* [Extracted data]:
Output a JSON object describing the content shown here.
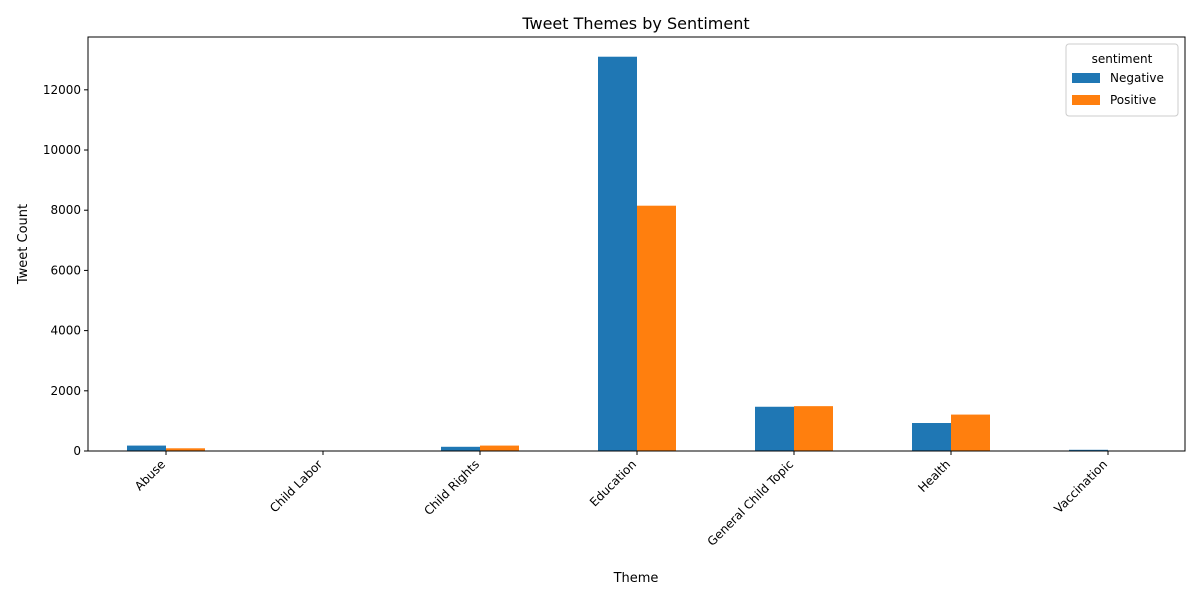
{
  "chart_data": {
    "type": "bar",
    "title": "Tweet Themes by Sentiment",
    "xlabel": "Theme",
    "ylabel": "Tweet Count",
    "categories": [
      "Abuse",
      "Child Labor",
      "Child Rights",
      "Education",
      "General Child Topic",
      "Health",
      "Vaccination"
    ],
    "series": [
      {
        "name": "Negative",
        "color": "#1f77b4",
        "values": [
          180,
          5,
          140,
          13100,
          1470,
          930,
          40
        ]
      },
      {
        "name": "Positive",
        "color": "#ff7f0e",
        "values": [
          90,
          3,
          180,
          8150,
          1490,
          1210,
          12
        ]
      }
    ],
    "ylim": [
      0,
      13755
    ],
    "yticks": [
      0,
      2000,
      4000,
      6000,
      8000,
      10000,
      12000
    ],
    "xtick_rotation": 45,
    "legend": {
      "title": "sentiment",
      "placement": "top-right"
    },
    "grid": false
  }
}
==
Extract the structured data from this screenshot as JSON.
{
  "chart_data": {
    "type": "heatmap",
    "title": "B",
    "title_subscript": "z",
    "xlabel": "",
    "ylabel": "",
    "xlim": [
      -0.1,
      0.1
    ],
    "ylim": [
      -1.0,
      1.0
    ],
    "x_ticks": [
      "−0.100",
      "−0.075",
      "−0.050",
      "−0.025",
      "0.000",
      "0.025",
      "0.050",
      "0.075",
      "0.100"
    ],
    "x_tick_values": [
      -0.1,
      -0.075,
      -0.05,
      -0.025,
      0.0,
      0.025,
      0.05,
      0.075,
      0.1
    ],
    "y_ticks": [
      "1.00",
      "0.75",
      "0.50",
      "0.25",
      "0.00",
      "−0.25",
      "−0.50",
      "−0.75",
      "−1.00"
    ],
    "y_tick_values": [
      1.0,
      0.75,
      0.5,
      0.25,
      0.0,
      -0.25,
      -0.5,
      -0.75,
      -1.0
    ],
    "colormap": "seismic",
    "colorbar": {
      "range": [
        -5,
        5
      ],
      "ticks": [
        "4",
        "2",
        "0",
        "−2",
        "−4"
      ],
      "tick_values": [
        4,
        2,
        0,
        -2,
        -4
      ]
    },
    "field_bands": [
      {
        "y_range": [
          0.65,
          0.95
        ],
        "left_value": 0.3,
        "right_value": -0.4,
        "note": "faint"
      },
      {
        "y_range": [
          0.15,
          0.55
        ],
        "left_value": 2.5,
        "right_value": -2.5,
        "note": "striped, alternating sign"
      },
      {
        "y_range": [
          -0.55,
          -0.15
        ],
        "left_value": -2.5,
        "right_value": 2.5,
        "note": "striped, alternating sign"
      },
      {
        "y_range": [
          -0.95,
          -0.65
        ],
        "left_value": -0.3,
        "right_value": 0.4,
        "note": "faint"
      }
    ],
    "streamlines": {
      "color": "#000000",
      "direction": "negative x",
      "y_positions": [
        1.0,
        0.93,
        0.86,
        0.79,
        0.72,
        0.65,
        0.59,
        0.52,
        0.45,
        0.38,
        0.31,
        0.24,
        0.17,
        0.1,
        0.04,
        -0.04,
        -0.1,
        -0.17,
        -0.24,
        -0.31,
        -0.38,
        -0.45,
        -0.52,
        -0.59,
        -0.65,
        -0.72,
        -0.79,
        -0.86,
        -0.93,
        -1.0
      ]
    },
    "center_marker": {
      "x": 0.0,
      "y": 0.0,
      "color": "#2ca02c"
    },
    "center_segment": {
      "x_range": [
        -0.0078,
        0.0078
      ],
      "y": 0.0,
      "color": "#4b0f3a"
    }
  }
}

* [Problem statement]:
From the data above, pick out each line containing "Child" and copy it.

* [Completed exercise]:
      "Child Labor",
      "Child Rights",
      "General Child Topic",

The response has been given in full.